» The request:
Every entry must be repeated exactly. Exclude all pictures.
BEGIN Provided information
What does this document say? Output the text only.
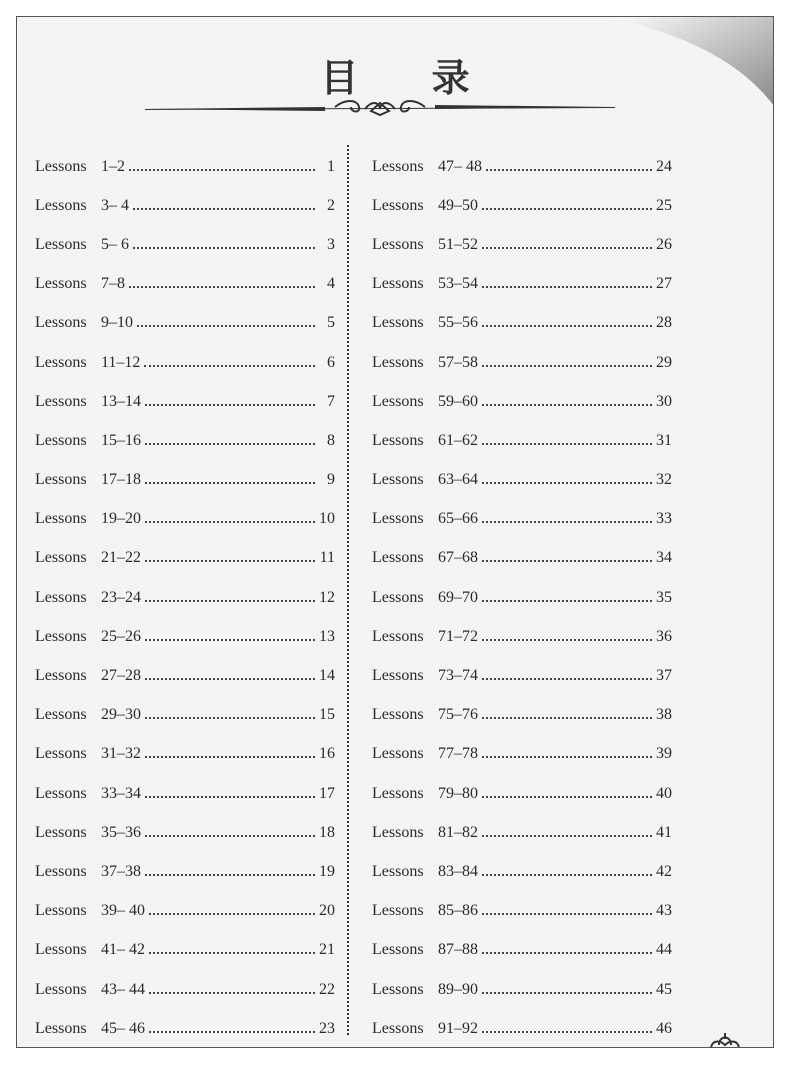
目 录
Lessons 1–2	1
Lessons 3– 4	2
Lessons 5– 6	3
Lessons 7–8	4
Lessons 9–10	5
Lessons 11–12	6
Lessons 13–14	7
Lessons 15–16	8
Lessons 17–18	9
Lessons 19–20	10
Lessons 21–22	11
Lessons 23–24	12
Lessons 25–26	13
Lessons 27–28	14
Lessons 29–30	15
Lessons 31–32	16
Lessons 33–34	17
Lessons 35–36	18
Lessons 37–38	19
Lessons 39– 40	20
Lessons 41– 42	21
Lessons 43– 44	22
Lessons 45– 46	23
Lessons 47– 48	24
Lessons 49–50	25
Lessons 51–52	26
Lessons 53–54	27
Lessons 55–56	28
Lessons 57–58	29
Lessons 59–60	30
Lessons 61–62	31
Lessons 63–64	32
Lessons 65–66	33
Lessons 67–68	34
Lessons 69–70	35
Lessons 71–72	36
Lessons 73–74	37
Lessons 75–76	38
Lessons 77–78	39
Lessons 79–80	40
Lessons 81–82	41
Lessons 83–84	42
Lessons 85–86	43
Lessons 87–88	44
Lessons 89–90	45
Lessons 91–92	46
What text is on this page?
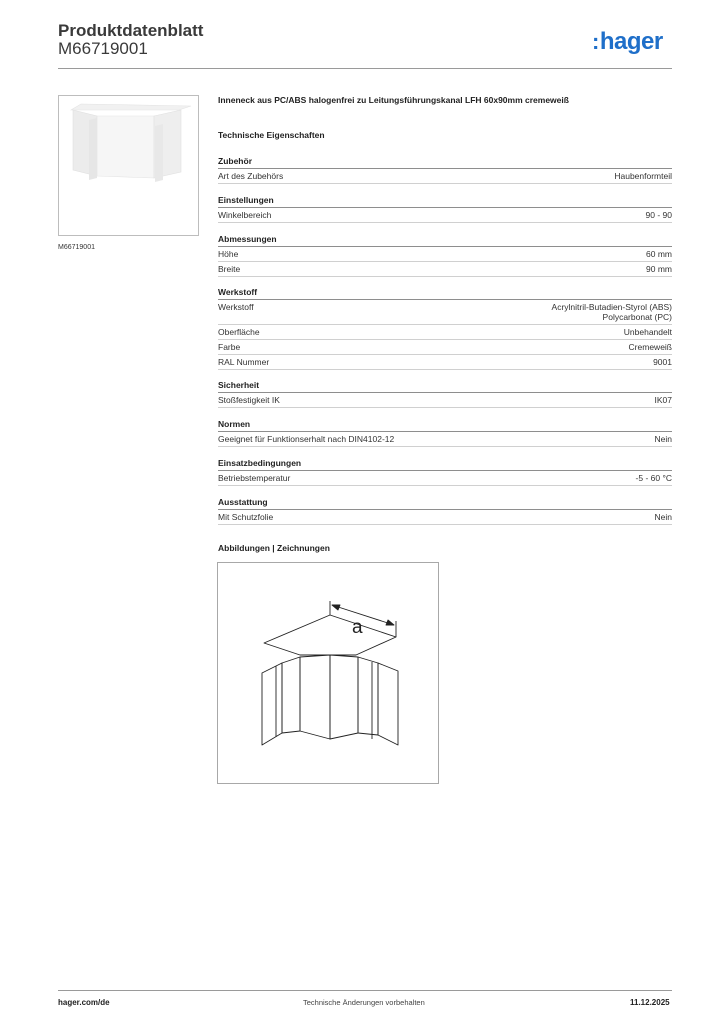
Produktdatenblatt
M66719001	:hager
M66719001
Inneneck aus PC/ABS halogenfrei zu Leitungsführungskanal LFH 60x90mm cremeweiß
Technische Eigenschaften
Zubehör
Art des Zubehörs	Haubenformteil
Einstellungen
Winkelbereich	90 - 90
Abmessungen
Höhe	60 mm
Breite	90 mm
Werkstoff
Werkstoff	Acrylnitril-Butadien-Styrol (ABS)
Polycarbonat (PC)
Oberfläche	Unbehandelt
Farbe	Cremeweiß
RAL Nummer	9001
Sicherheit
Stoßfestigkeit IK	IK07
Normen
Geeignet für Funktionserhalt nach DIN4102-12	Nein
Einsatzbedingungen
Betriebstemperatur	-5 - 60 °C
Ausstattung
Mit Schutzfolie	Nein
Abbildungen | Zeichnungen
a
hager.com/de	Technische Änderungen vorbehalten	11.12.2025
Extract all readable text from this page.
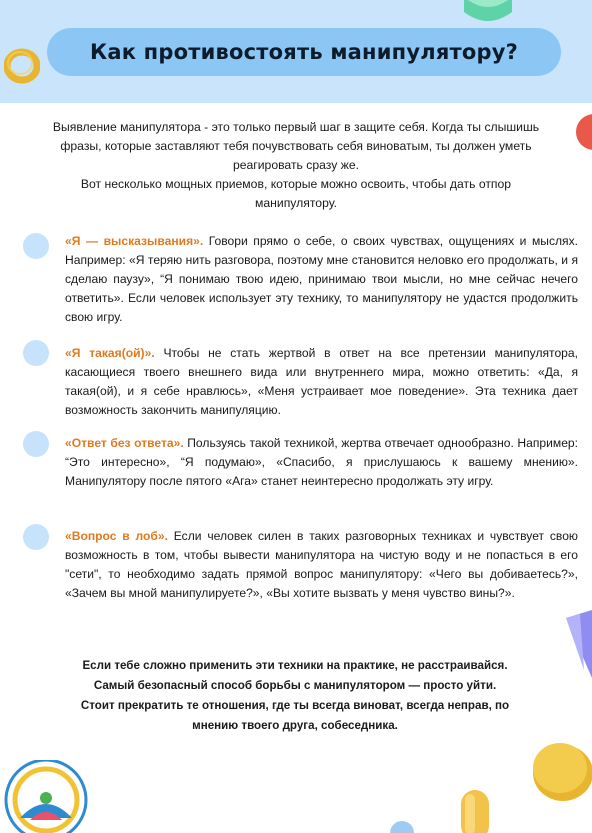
Как противостоять манипулятору?

Выявление манипулятора - это только первый шаг в защите себя. Когда ты слышишь фразы, которые заставляют тебя почувствовать себя виноватым, ты должен уметь реагировать сразу же.

Вот несколько мощных приемов, которые можно освоить, чтобы дать отпор манипулятору.

«Я — высказывания». Говори прямо о себе, о своих чувствах, ощущениях и мыслях. Например: «Я теряю нить разговора, поэтому мне становится неловко его продолжать, и я сделаю паузу», “Я понимаю твою идею, принимаю твои мысли, но мне сейчас нечего ответить». Если человек использует эту технику, то манипулятору не удастся продолжить свою игру.
«Я такая(ой)». Чтобы не стать жертвой в ответ на все претензии манипулятора, касающиеся твоего внешнего вида или внутреннего мира, можно ответить: «Да, я такая(ой), и я себе нравлюсь», «Меня устраивает мое поведение». Эта техника дает возможность закончить манипуляцию.
«Ответ без ответа». Пользуясь такой техникой, жертва отвечает однообразно. Например: “Это интересно», “Я подумаю», «Спасибо, я прислушаюсь к вашему мнению». Манипулятору после пятого «Ага» станет неинтересно продолжать эту игру.
«Вопрос в лоб». Если человек силен в таких разговорных техниках и чувствует свою возможность в том, чтобы вывести манипулятора на чистую воду и не попасться в его "сети", то необходимо задать прямой вопрос манипулятору: «Чего вы добиваетесь?», «Зачем вы мной манипулируете?», «Вы хотите вызвать у меня чувство вины?».

Если тебе сложно применить эти техники на практике, не расстраивайся.

Самый безопасный способ борьбы с манипулятором — просто уйти.

Стоит прекратить те отношения, где ты всегда виноват, всегда неправ, по мнению твоего друга, собеседника.
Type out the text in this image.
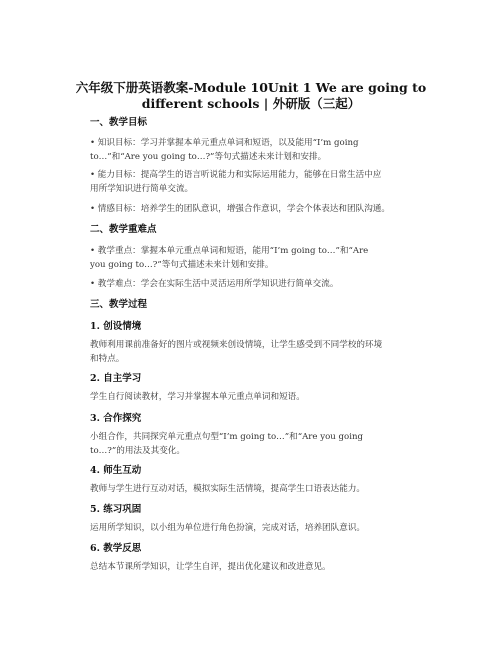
六年级下册英语教案-Module 10Unit 1 We are going to
different schools | 外研版（三起）
一、教学目标
• 知识目标：学习并掌握本单元重点单词和短语，以及能用“I’m going
to…”和“Are you going to…?”等句式描述未来计划和安排。
• 能力目标：提高学生的语言听说能力和实际运用能力，能够在日常生活中应
用所学知识进行简单交流。
• 情感目标：培养学生的团队意识，增强合作意识，学会个体表达和团队沟通。
二、教学重难点
• 教学重点：掌握本单元重点单词和短语，能用“I’m going to…”和“Are
you going to…?”等句式描述未来计划和安排。
• 教学难点：学会在实际生活中灵活运用所学知识进行简单交流。
三、教学过程
1. 创设情境
教师利用课前准备好的图片或视频来创设情境，让学生感受到不同学校的环境
和特点。
2. 自主学习
学生自行阅读教材，学习并掌握本单元重点单词和短语。
3. 合作探究
小组合作，共同探究单元重点句型“I’m going to…”和“Are you going
to…?”的用法及其变化。
4. 师生互动
教师与学生进行互动对话，模拟实际生活情境，提高学生口语表达能力。
5. 练习巩固
运用所学知识，以小组为单位进行角色扮演，完成对话，培养团队意识。
6. 教学反思
总结本节课所学知识，让学生自评，提出优化建议和改进意见。
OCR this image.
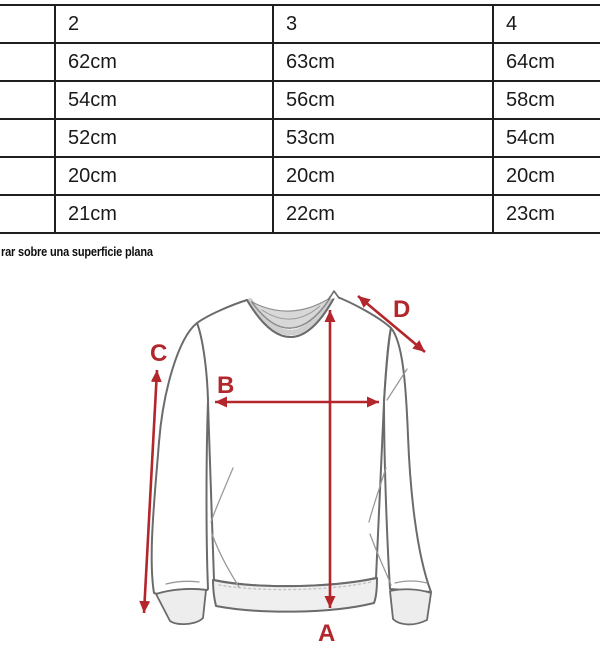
	2	3	4
	62cm	63cm	64cm
	54cm	56cm	58cm
	52cm	53cm	54cm
	20cm	20cm	20cm
	21cm	22cm	23cm
rar sobre una superficie plana
A
B
C
D
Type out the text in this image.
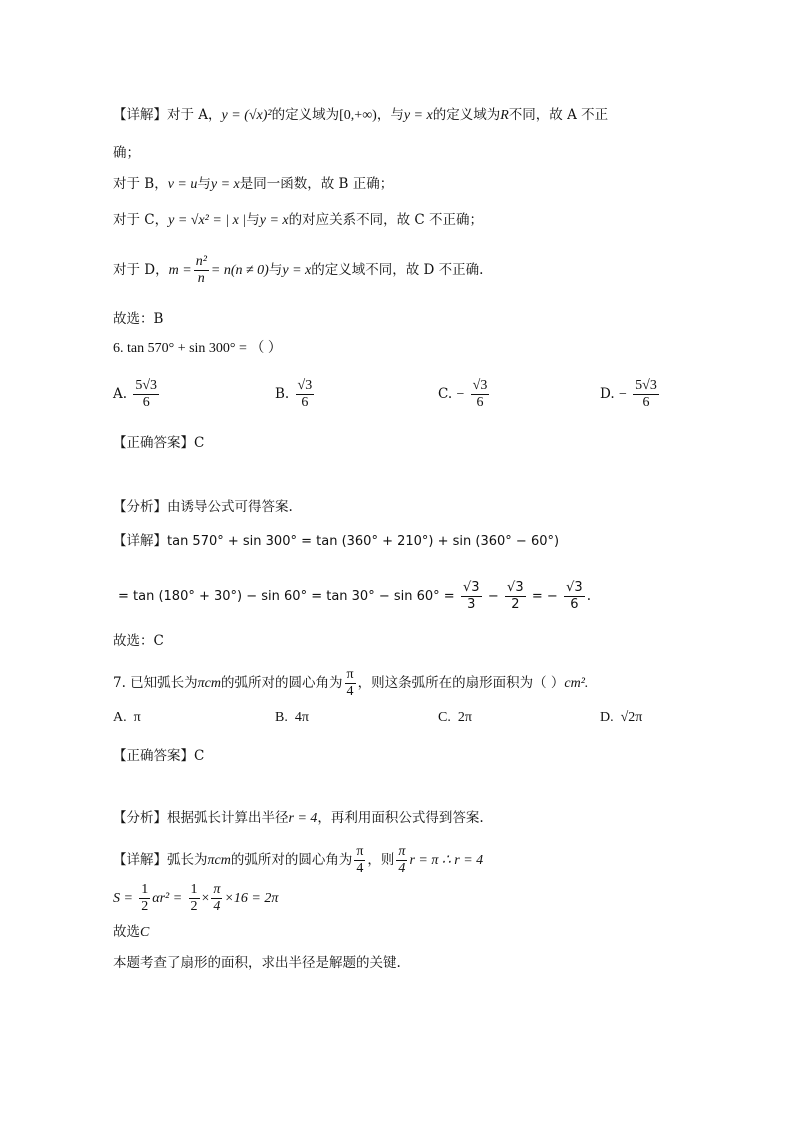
【详解】对于 A，y = (√x)²的定义域为[0,+∞)，与y = x的定义域为R不同，故 A 不正
确；
对于 B，v = u与y = x是同一函数，故 B 正确；
对于 C，y = √x² = | x |与y = x的对应关系不同，故 C 不正确；
对于 D，$m = \frac{\text{n²}}{n} = n(n \ne 0)$与y = x的定义域不同，故 D 不正确.
故选：B
6. tan 570° + sin 300° = （ ）
A. $\frac{5√3}{6}$	B. $\frac{√3}{6}$	C. − $\frac{√3}{6}$	D. − $\frac{5√3}{6}$
【正确答案】C
【分析】由诱导公式可得答案.
【详解】tan 570° + sin 300° = tan (360° + 210°) + sin (360° − 60°)
= $\tan (180^\circ + 30^\circ) - \sin 60^\circ = \tan 30^\circ - \sin 60^\circ = \frac{√3}{3} - \frac{√3}{2}$ = − $\frac{√3}{6}$ .
故选：C
7. 已知弧长为πcm的弧所对的圆心角为 $\frac{\pi}{4}$ ，则这条弧所在的扇形面积为（ ）cm².
A. π	B. 4π	C. 2π	D. √2π
【正确答案】C
【分析】根据弧长计算出半径r = 4，再利用面积公式得到答案.
【详解】弧长为πcm的弧所对的圆心角为 $\frac{\pi}{4}$ ，则 $\frac{\pi}{4}$ r = π ∴ r = 4
$S = \frac{1}{2} \alpha r^2 = \frac{1}{2} \times \frac{\pi}{4} \times 16 = 2\pi$
故选C
本题考查了扇形的面积，求出半径是解题的关键.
END Provided information
» Task solution:
What does this document say? Output the text only.
目 录
Lessons 1–2	1
Lessons 3– 4	2
Lessons 5– 6	3
Lessons 7–8	4
Lessons 9–10	5
Lessons 11–12	6
Lessons 13–14	7
Lessons 15–16	8
Lessons 17–18	9
Lessons 19–20	10
Lessons 21–22	11
Lessons 23–24	12
Lessons 25–26	13
Lessons 27–28	14
Lessons 29–30	15
Lessons 31–32	16
Lessons 33–34	17
Lessons 35–36	18
Lessons 37–38	19
Lessons 39– 40	20
Lessons 41– 42	21
Lessons 43– 44	22
Lessons 45– 46	23
Lessons 47– 48	24
Lessons 49–50	25
Lessons 51–52	26
Lessons 53–54	27
Lessons 55–56	28
Lessons 57–58	29
Lessons 59–60	30
Lessons 61–62	31
Lessons 63–64	32
Lessons 65–66	33
Lessons 67–68	34
Lessons 69–70	35
Lessons 71–72	36
Lessons 73–74	37
Lessons 75–76	38
Lessons 77–78	39
Lessons 79–80	40
Lessons 81–82	41
Lessons 83–84	42
Lessons 85–86	43
Lessons 87–88	44
Lessons 89–90	45
Lessons 91–92	46
What text is on this page?
Produktdatenblatt
M66719001	:hager
M66719001
Inneneck aus PC/ABS halogenfrei zu Leitungsführungskanal LFH 60x90mm cremeweiß
Technische Eigenschaften
Zubehör
Art des Zubehörs	Haubenformteil
Einstellungen
Winkelbereich	90 - 90
Abmessungen
Höhe	60 mm
Breite	90 mm
Werkstoff
Werkstoff	Acrylnitril-Butadien-Styrol (ABS)
Polycarbonat (PC)
Oberfläche	Unbehandelt
Farbe	Cremeweiß
RAL Nummer	9001
Sicherheit
Stoßfestigkeit IK	IK07
Normen
Geeignet für Funktionserhalt nach DIN4102-12	Nein
Einsatzbedingungen
Betriebstemperatur	-5 - 60 °C
Ausstattung
Mit Schutzfolie	Nein
Abbildungen | Zeichnungen
a
hager.com/de	Technische Änderungen vorbehalten	11.12.2025
Extract all readable text from this page.
Как противостоять манипулятору?

Выявление манипулятора - это только первый шаг в защите себя. Когда ты слышишь фразы, которые заставляют тебя почувствовать себя виноватым, ты должен уметь реагировать сразу же.

Вот несколько мощных приемов, которые можно освоить, чтобы дать отпор манипулятору.

«Я — высказывания». Говори прямо о себе, о своих чувствах, ощущениях и мыслях. Например: «Я теряю нить разговора, поэтому мне становится неловко его продолжать, и я сделаю паузу», “Я понимаю твою идею, принимаю твои мысли, но мне сейчас нечего ответить». Если человек использует эту технику, то манипулятору не удастся продолжить свою игру.
«Я такая(ой)». Чтобы не стать жертвой в ответ на все претензии манипулятора, касающиеся твоего внешнего вида или внутреннего мира, можно ответить: «Да, я такая(ой), и я себе нравлюсь», «Меня устраивает мое поведение». Эта техника дает возможность закончить манипуляцию.
«Ответ без ответа». Пользуясь такой техникой, жертва отвечает однообразно. Например: “Это интересно», “Я подумаю», «Спасибо, я прислушаюсь к вашему мнению». Манипулятору после пятого «Ага» станет неинтересно продолжать эту игру.
«Вопрос в лоб». Если человек силен в таких разговорных техниках и чувствует свою возможность в том, чтобы вывести манипулятора на чистую воду и не попасться в его "сети", то необходимо задать прямой вопрос манипулятору: «Чего вы добиваетесь?», «Зачем вы мной манипулируете?», «Вы хотите вызвать у меня чувство вины?».

Если тебе сложно применить эти техники на практике, не расстраивайся.

Самый безопасный способ борьбы с манипулятором — просто уйти.

Стоит прекратить те отношения, где ты всегда виноват, всегда неправ, по мнению твоего друга, собеседника.
Type out the text in this image.
六年级下册英语教案-Module 10Unit 1 We are going to
different schools | 外研版（三起）
一、教学目标
• 知识目标：学习并掌握本单元重点单词和短语，以及能用“I’m going
to…”和“Are you going to…?”等句式描述未来计划和安排。
• 能力目标：提高学生的语言听说能力和实际运用能力，能够在日常生活中应
用所学知识进行简单交流。
• 情感目标：培养学生的团队意识，增强合作意识，学会个体表达和团队沟通。
二、教学重难点
• 教学重点：掌握本单元重点单词和短语，能用“I’m going to…”和“Are
you going to…?”等句式描述未来计划和安排。
• 教学难点：学会在实际生活中灵活运用所学知识进行简单交流。
三、教学过程
1. 创设情境
教师利用课前准备好的图片或视频来创设情境，让学生感受到不同学校的环境
和特点。
2. 自主学习
学生自行阅读教材，学习并掌握本单元重点单词和短语。
3. 合作探究
小组合作，共同探究单元重点句型“I’m going to…”和“Are you going
to…?”的用法及其变化。
4. 师生互动
教师与学生进行互动对话，模拟实际生活情境，提高学生口语表达能力。
5. 练习巩固
运用所学知识，以小组为单位进行角色扮演，完成对话，培养团队意识。
6. 教学反思
总结本节课所学知识，让学生自评，提出优化建议和改进意见。
OCR this image.
	2	3	4
	62cm	63cm	64cm
	54cm	56cm	58cm
	52cm	53cm	54cm
	20cm	20cm	20cm
	21cm	22cm	23cm
rar sobre una superficie plana
A
B
C
D
Type out the text in this image.
【详解】对于 A，y = (√x)²的定义域为[0,+∞)，与y = x的定义域为R不同，故 A 不正
确；
对于 B，v = u与y = x是同一函数，故 B 正确；
对于 C，y = √x² = | x |与y = x的对应关系不同，故 C 不正确；
对于 D，$m = \frac{\text{n²}}{n} = n(n \ne 0)$与y = x的定义域不同，故 D 不正确.
故选：B
6. tan 570° + sin 300° = （ ）
A. $\frac{5√3}{6}$	B. $\frac{√3}{6}$	C. − $\frac{√3}{6}$	D. − $\frac{5√3}{6}$
【正确答案】C
【分析】由诱导公式可得答案.
【详解】tan 570° + sin 300° = tan (360° + 210°) + sin (360° − 60°)
= $\tan (180^\circ + 30^\circ) - \sin 60^\circ = \tan 30^\circ - \sin 60^\circ = \frac{√3}{3} - \frac{√3}{2}$ = − $\frac{√3}{6}$ .
故选：C
7. 已知弧长为πcm的弧所对的圆心角为 $\frac{\pi}{4}$ ，则这条弧所在的扇形面积为（ ）cm².
A. π	B. 4π	C. 2π	D. √2π
【正确答案】C
【分析】根据弧长计算出半径r = 4，再利用面积公式得到答案.
【详解】弧长为πcm的弧所对的圆心角为 $\frac{\pi}{4}$ ，则 $\frac{\pi}{4}$ r = π ∴ r = 4
$S = \frac{1}{2} \alpha r^2 = \frac{1}{2} \times \frac{\pi}{4} \times 16 = 2\pi$
故选C
本题考查了扇形的面积，求出半径是解题的关键.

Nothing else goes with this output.